[Exercise]
Looking at the listing, state how many of its lines contain the string "Contributor". Write only the number.

○ ○ ○ ○ ○

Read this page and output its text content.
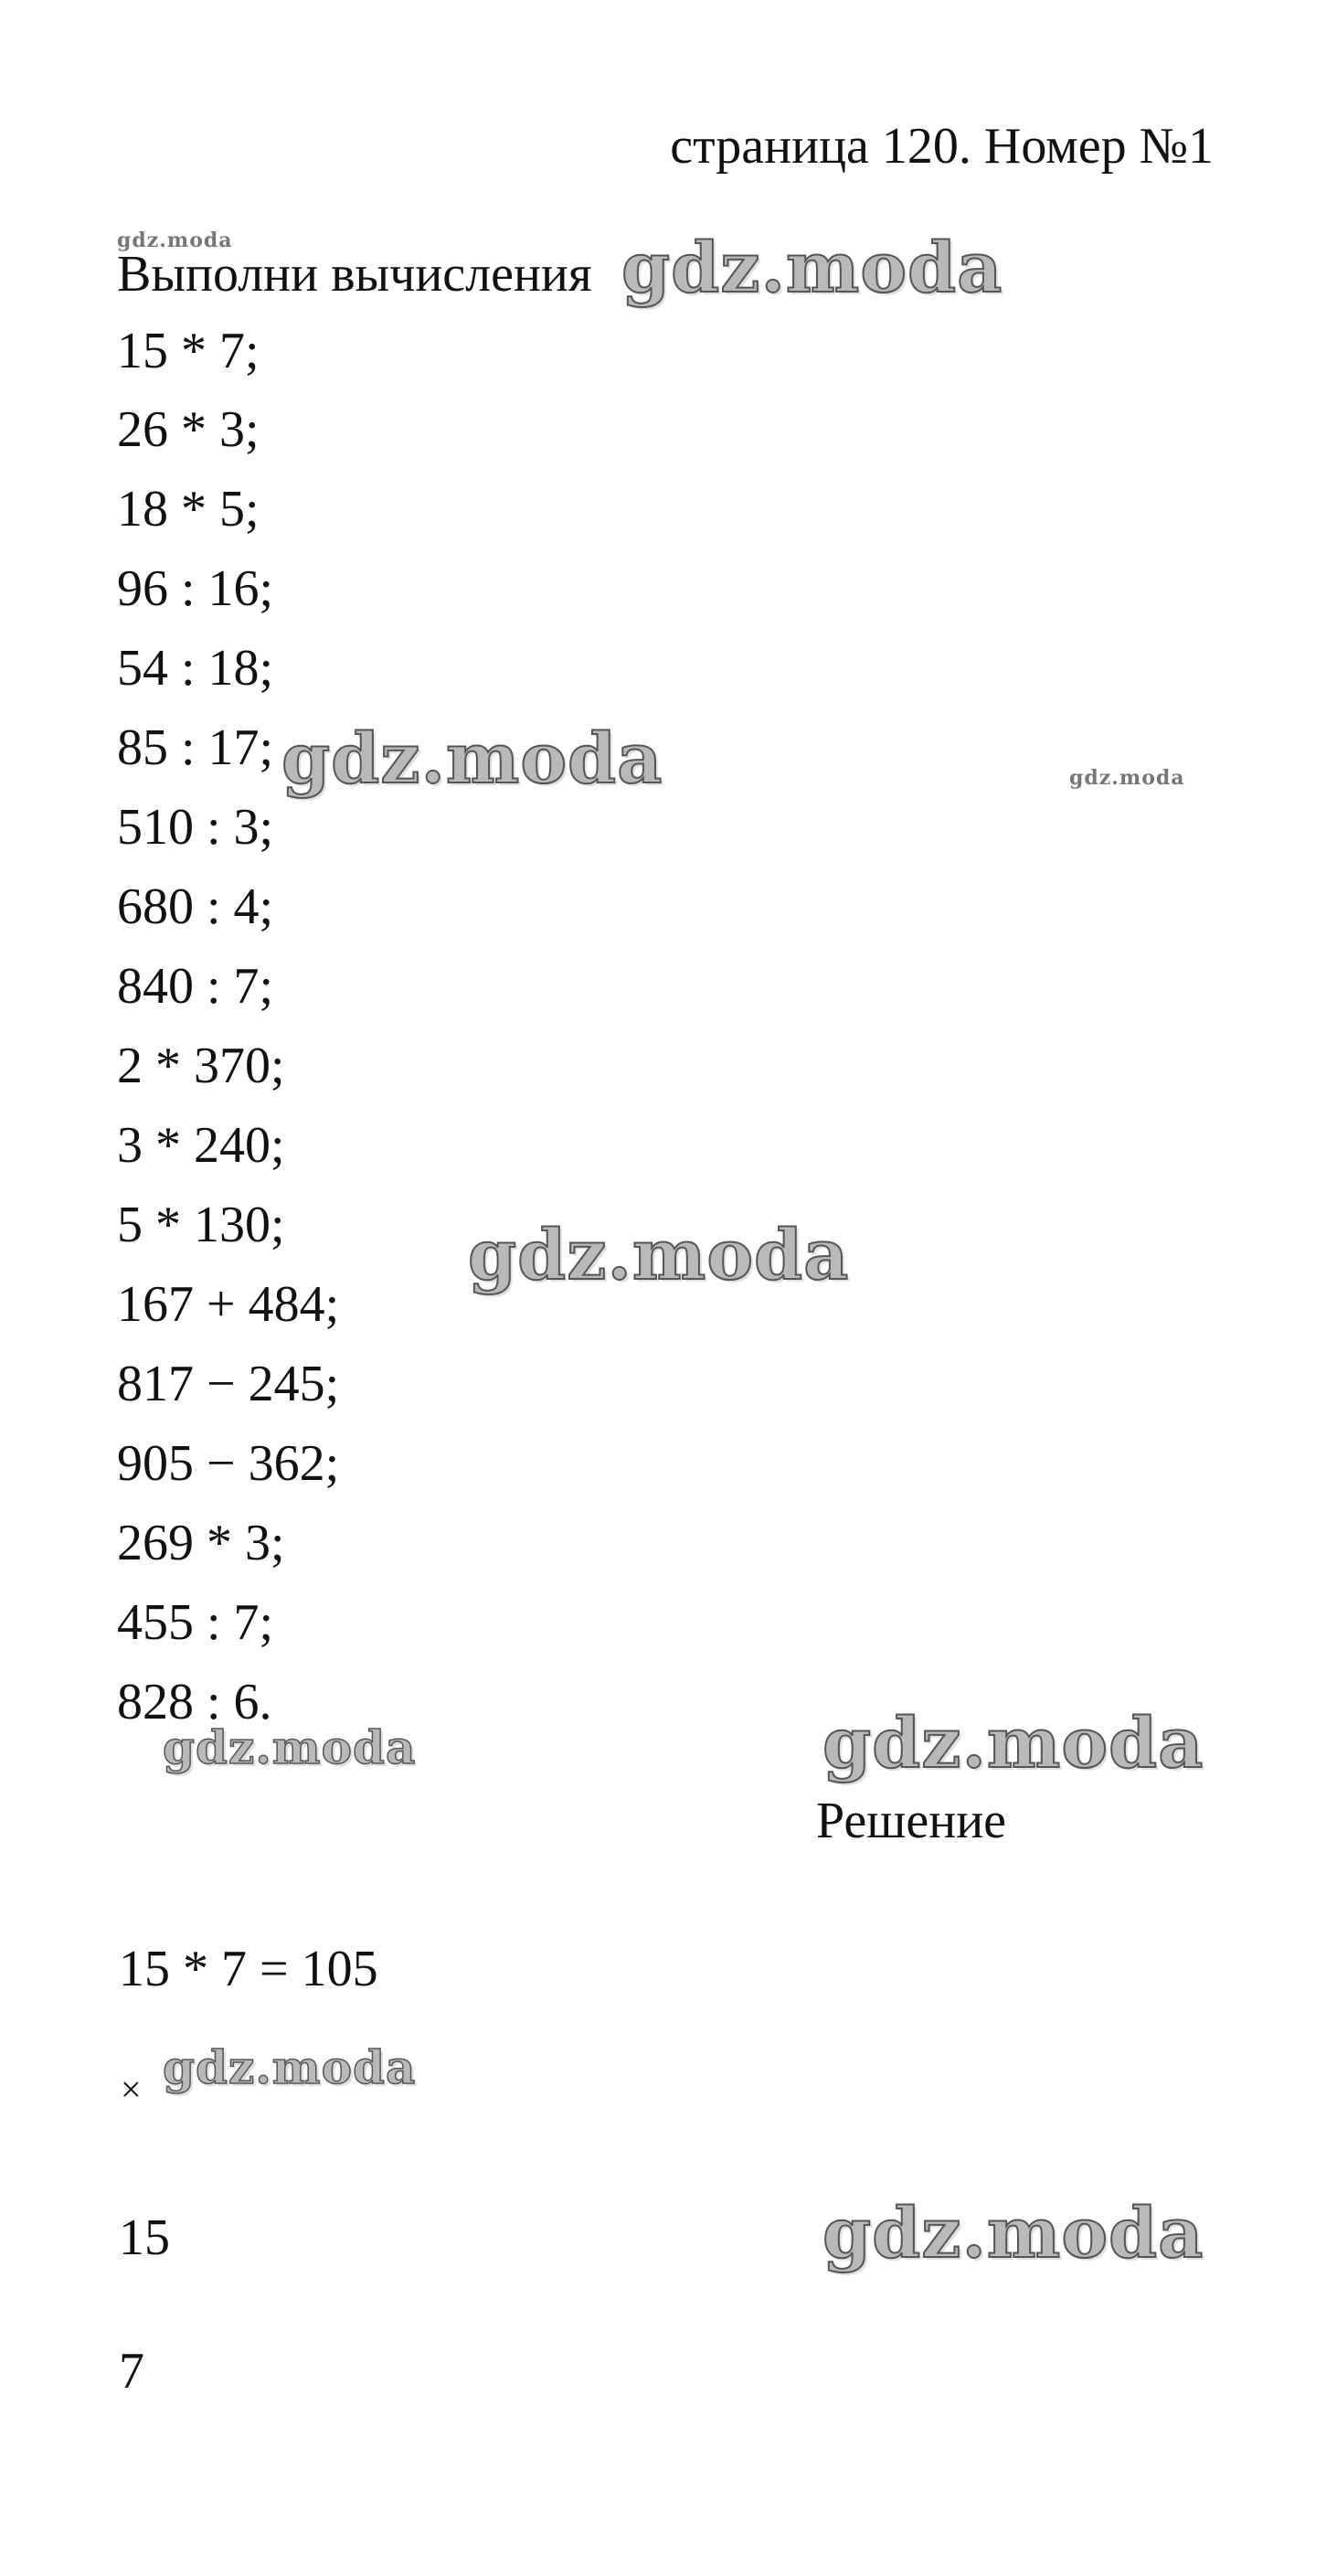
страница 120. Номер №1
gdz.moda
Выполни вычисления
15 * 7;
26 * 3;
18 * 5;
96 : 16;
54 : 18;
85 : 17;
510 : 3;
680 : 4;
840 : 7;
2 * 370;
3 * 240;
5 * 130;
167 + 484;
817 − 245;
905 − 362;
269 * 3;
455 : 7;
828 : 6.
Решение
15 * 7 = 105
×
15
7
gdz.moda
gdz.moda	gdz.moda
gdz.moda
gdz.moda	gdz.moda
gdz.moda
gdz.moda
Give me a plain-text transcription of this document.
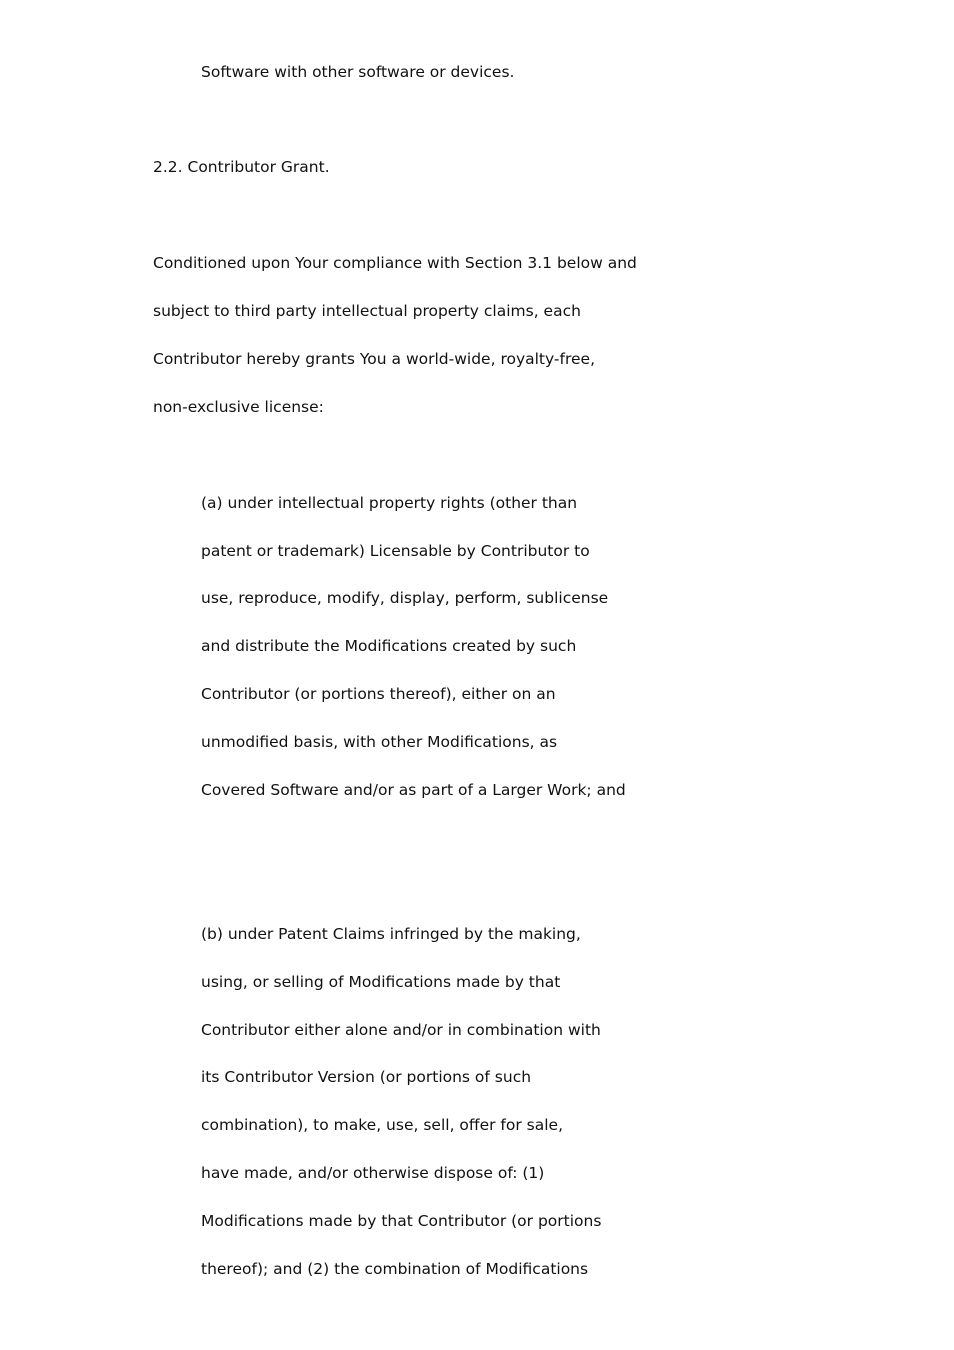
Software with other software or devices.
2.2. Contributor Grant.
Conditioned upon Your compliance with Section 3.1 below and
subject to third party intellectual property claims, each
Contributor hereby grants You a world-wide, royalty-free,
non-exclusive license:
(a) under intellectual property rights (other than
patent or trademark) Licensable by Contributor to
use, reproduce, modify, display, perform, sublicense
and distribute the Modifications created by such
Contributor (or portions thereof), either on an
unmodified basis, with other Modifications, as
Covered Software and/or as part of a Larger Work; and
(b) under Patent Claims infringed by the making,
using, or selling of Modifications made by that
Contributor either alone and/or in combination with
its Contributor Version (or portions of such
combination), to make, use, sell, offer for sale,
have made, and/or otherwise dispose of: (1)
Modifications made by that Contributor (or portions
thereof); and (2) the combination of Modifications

○ ○ ○ ○ ○

[Task result]
7